— Instruction —
Find every line in the records below that holds the word "name", and copy each one.

— Task input —

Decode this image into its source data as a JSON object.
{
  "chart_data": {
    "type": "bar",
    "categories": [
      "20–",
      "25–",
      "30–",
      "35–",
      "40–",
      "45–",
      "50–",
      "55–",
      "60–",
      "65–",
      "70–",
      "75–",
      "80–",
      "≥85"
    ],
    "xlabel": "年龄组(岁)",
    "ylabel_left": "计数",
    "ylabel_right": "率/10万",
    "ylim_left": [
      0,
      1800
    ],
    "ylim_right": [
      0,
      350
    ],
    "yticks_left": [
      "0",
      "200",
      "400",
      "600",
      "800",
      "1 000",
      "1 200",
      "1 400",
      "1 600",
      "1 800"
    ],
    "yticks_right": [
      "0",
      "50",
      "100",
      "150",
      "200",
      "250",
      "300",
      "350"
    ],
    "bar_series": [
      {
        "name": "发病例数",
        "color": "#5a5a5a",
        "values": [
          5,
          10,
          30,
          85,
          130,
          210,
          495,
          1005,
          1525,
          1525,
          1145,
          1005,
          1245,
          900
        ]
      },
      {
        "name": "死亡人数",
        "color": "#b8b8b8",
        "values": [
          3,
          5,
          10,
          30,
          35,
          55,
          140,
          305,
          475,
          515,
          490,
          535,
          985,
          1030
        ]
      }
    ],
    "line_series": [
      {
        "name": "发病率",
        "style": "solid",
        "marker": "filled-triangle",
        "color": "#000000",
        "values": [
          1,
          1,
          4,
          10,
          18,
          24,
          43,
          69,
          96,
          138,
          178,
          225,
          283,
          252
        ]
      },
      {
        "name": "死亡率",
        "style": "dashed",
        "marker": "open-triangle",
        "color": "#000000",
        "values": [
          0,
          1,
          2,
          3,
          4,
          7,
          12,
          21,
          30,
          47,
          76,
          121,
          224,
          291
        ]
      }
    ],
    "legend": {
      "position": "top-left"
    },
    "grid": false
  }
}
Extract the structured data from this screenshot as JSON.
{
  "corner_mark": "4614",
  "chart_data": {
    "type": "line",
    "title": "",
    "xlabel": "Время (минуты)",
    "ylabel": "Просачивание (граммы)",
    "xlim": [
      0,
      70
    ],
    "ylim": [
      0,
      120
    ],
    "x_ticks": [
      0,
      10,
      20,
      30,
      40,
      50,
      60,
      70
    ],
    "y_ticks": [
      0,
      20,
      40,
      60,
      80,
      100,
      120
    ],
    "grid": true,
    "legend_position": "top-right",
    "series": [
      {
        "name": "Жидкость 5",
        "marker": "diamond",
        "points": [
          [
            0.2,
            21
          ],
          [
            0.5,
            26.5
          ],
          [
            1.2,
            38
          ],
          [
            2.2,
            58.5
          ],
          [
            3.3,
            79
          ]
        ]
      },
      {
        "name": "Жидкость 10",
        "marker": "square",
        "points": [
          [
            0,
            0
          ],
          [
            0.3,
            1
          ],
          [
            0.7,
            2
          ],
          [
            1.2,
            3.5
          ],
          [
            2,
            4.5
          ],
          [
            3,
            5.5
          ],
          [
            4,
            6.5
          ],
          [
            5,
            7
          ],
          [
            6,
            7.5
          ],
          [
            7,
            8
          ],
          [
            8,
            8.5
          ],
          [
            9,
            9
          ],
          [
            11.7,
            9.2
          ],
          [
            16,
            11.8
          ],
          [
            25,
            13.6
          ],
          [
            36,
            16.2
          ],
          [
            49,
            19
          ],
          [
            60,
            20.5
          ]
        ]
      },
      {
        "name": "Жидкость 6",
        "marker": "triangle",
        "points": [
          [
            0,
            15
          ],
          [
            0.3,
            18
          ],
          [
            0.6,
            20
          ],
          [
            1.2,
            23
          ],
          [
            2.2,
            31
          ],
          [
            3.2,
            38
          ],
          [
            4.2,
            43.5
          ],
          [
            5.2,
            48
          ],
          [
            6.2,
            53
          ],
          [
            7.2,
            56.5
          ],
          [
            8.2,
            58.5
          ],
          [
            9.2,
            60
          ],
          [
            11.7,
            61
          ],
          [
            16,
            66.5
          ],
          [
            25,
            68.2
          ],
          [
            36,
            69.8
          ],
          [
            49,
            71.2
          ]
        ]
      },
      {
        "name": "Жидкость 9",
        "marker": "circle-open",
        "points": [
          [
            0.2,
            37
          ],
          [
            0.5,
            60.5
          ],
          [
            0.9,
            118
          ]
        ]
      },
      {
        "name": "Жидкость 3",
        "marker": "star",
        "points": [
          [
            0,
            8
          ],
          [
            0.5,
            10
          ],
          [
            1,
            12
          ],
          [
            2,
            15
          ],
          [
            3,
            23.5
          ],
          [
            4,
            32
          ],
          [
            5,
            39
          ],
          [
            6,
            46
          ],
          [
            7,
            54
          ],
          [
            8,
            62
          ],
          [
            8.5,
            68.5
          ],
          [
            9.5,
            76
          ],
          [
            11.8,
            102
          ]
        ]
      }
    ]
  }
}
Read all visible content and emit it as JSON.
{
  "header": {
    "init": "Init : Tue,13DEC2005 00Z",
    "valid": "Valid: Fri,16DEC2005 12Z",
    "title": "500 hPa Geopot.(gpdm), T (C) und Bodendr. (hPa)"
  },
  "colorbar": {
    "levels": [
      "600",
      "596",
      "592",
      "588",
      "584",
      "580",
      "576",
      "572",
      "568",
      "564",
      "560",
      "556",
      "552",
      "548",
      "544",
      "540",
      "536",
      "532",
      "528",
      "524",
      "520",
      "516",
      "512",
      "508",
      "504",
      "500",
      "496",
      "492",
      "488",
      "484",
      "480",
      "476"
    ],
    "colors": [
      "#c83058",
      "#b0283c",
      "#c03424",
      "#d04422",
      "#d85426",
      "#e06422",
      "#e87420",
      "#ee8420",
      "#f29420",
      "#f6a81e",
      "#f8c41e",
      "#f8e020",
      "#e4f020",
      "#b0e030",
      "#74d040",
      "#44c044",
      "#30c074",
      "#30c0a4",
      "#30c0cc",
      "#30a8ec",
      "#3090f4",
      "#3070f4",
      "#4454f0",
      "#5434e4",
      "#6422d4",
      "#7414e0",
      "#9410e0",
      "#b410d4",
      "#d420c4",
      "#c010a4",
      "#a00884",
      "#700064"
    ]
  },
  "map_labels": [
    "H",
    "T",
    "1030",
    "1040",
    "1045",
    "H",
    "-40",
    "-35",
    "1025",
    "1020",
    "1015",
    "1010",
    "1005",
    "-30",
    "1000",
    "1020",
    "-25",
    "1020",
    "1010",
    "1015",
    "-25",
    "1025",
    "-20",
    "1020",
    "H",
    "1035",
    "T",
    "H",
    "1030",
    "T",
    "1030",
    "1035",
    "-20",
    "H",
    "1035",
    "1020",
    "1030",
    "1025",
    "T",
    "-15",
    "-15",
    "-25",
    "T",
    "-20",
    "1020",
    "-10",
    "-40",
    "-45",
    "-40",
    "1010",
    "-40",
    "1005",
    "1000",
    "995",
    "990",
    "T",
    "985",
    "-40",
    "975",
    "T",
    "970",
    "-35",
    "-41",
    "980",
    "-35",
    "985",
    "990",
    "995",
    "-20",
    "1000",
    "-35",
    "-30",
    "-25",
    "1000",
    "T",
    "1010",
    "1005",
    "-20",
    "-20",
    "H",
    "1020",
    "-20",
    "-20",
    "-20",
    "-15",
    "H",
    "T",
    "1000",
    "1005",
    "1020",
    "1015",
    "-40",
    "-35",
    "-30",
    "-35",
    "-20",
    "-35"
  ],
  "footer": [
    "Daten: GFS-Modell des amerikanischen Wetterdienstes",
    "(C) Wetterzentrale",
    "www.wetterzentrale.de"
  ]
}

— Task response —
        "name": "发病例数",
        "name": "死亡人数",
        "name": "发病率",
        "name": "死亡率",
        "name": "Жидкость 5",
        "name": "Жидкость 10",
        "name": "Жидкость 6",
        "name": "Жидкость 9",
        "name": "Жидкость 3",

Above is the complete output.